WHAT THE TASK ASKS ▸ Copy each line below in which the word "screen" occurs.

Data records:
***

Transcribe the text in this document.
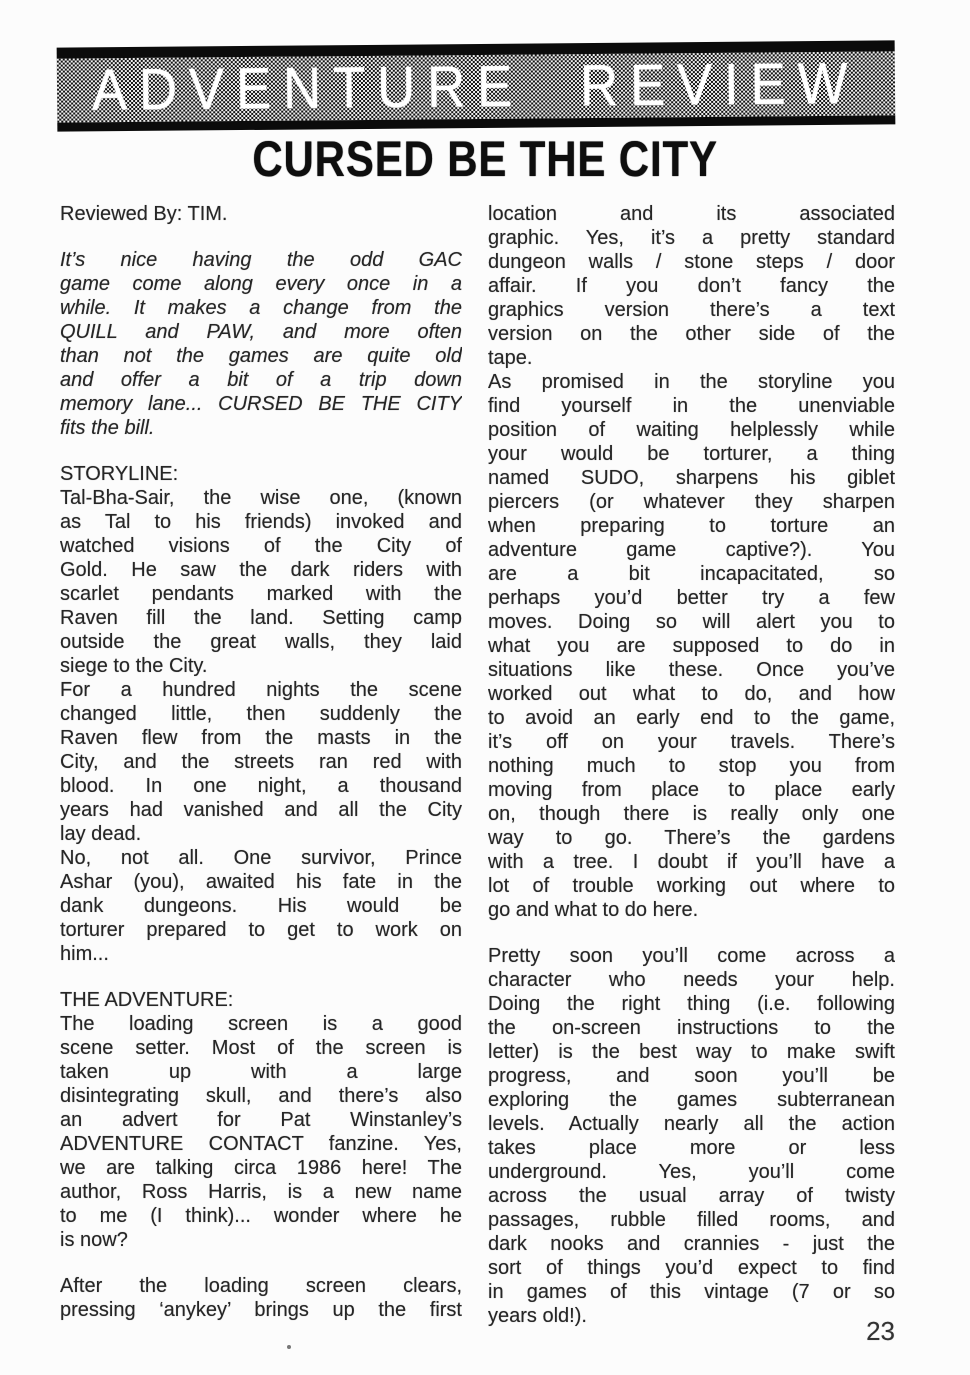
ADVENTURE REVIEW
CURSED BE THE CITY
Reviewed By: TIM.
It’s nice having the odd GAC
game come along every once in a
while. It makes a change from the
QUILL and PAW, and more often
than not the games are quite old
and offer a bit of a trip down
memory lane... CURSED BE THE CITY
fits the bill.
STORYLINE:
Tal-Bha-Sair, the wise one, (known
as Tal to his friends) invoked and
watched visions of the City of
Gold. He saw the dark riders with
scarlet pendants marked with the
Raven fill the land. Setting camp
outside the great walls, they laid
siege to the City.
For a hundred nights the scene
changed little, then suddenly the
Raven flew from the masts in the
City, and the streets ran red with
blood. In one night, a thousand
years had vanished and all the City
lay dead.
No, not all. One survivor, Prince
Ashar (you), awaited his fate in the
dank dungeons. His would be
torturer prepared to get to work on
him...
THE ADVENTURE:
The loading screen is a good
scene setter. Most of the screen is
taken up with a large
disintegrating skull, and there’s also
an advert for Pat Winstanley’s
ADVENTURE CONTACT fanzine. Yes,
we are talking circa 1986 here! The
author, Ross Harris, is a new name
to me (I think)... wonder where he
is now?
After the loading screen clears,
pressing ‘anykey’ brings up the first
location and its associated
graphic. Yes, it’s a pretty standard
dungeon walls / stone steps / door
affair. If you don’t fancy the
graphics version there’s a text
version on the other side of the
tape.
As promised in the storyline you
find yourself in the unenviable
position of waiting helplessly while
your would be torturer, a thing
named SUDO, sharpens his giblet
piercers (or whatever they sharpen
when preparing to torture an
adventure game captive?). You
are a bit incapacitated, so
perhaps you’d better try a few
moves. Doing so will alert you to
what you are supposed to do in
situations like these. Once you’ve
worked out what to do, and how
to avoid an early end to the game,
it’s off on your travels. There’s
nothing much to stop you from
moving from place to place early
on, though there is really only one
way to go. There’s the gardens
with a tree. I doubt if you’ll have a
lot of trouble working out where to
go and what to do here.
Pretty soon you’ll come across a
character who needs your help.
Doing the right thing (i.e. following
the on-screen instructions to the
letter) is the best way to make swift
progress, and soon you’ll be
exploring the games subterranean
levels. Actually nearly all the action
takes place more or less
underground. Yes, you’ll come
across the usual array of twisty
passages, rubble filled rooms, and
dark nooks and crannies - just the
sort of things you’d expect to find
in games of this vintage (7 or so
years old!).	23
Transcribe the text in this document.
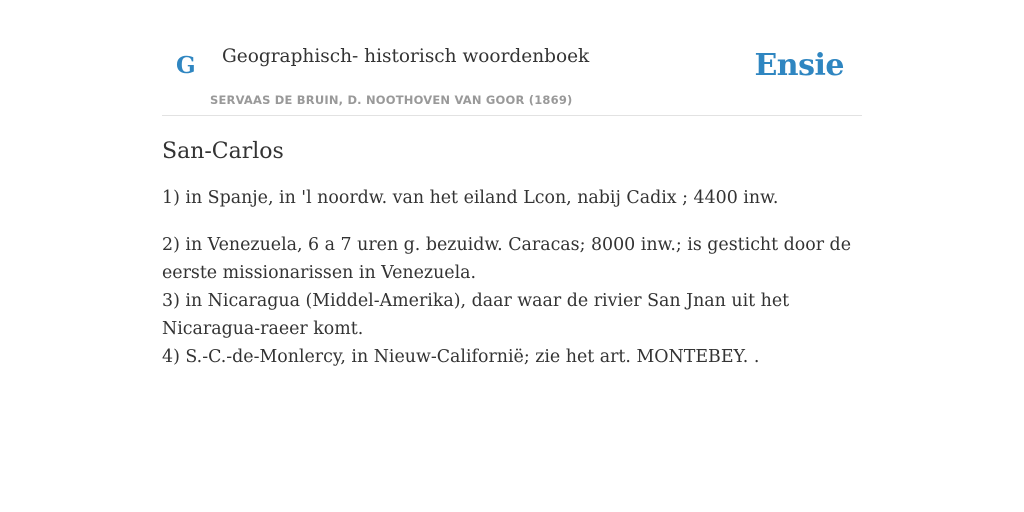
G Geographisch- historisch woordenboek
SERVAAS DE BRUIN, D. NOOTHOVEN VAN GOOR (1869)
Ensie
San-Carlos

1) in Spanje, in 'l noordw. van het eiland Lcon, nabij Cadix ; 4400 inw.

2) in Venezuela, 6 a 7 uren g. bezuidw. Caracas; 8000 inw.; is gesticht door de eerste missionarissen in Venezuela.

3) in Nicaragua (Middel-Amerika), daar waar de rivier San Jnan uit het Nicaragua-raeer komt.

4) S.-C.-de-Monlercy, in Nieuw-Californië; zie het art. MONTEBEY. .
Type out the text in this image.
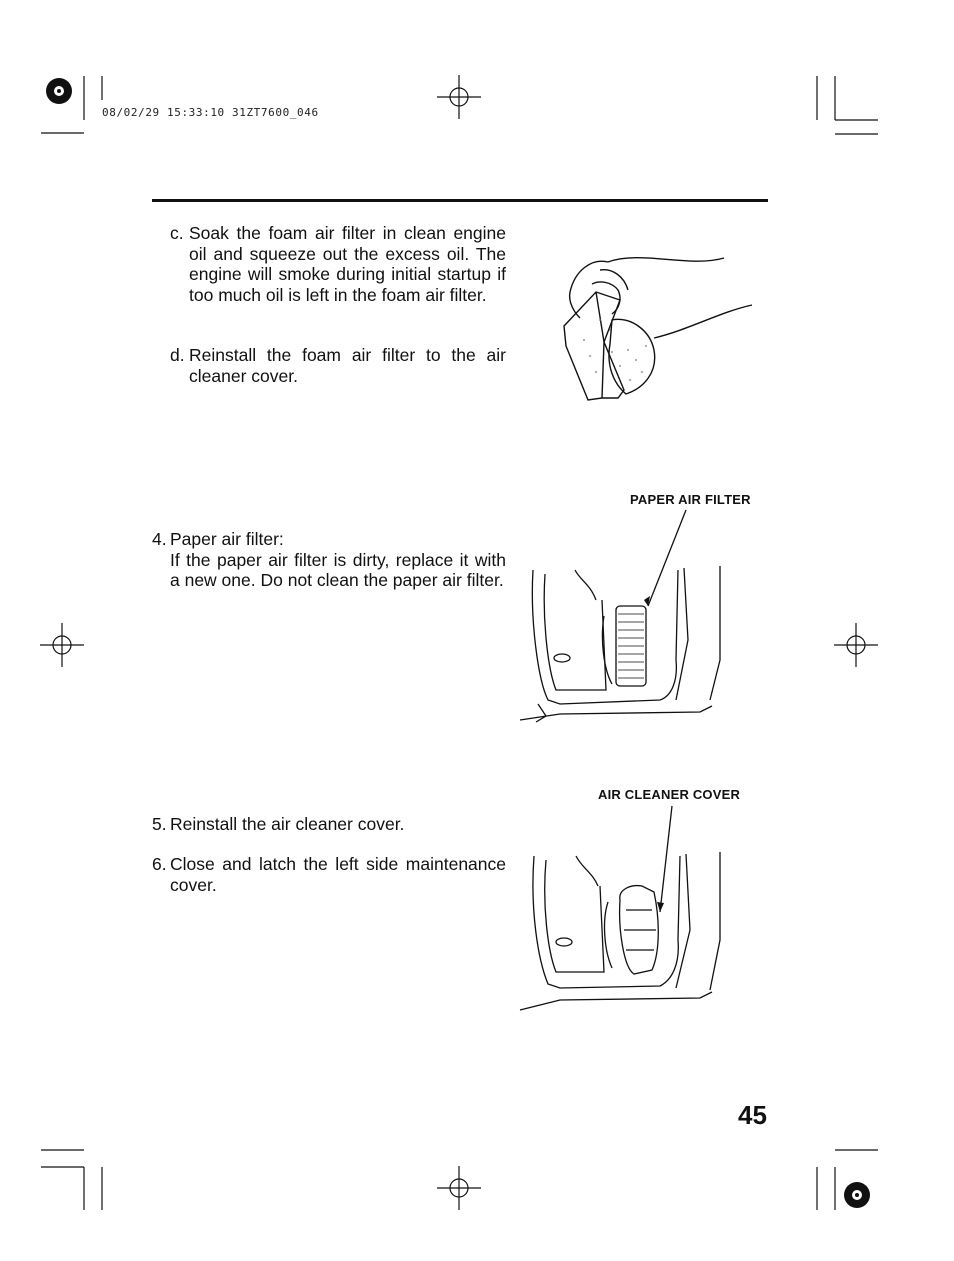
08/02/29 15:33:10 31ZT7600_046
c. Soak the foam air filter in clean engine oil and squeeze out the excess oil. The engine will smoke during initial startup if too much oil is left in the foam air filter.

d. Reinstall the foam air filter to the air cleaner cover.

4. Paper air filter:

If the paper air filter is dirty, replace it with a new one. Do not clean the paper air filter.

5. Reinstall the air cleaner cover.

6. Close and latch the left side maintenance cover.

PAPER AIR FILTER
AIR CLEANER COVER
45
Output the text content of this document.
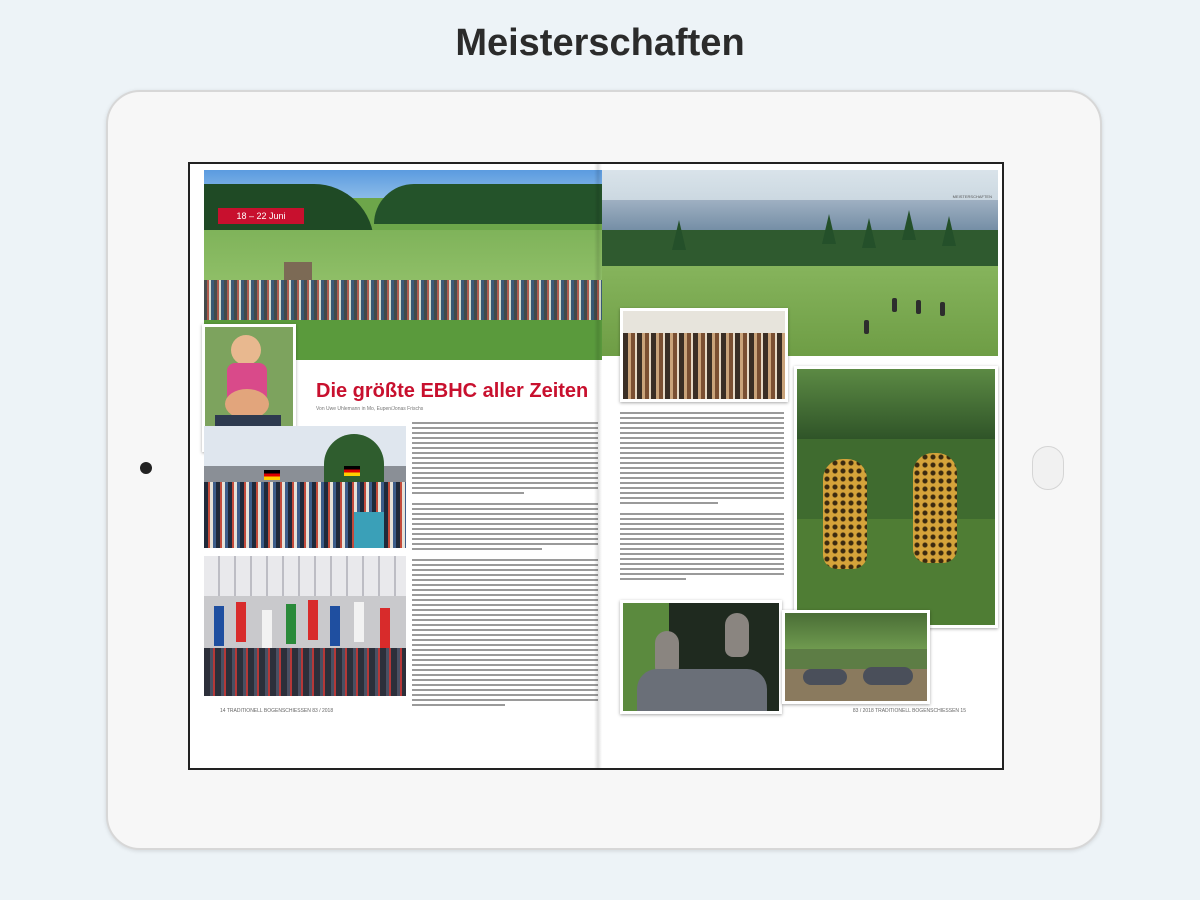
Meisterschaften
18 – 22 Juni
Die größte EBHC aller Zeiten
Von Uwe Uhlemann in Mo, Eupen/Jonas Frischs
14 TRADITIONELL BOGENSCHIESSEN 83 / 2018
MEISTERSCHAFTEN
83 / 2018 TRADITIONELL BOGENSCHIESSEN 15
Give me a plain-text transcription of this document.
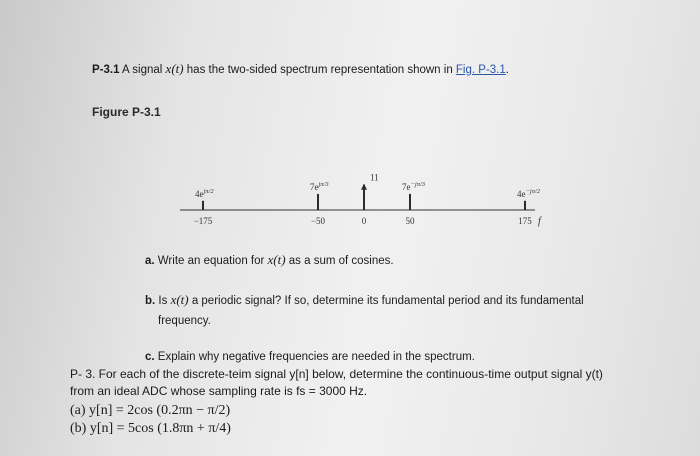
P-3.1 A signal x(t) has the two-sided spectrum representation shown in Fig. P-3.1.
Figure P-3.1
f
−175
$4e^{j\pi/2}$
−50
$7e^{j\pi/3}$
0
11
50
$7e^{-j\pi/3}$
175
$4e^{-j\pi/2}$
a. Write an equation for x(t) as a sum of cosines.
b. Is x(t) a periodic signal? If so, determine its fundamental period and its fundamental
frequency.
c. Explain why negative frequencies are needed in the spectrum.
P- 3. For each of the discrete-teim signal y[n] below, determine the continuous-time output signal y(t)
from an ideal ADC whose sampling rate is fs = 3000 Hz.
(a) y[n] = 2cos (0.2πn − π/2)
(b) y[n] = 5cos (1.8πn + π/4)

***

FINAL RESULT ▸
The loading screen is a good
scene setter. Most of the screen is
After the loading screen clears,
the on-screen instructions to the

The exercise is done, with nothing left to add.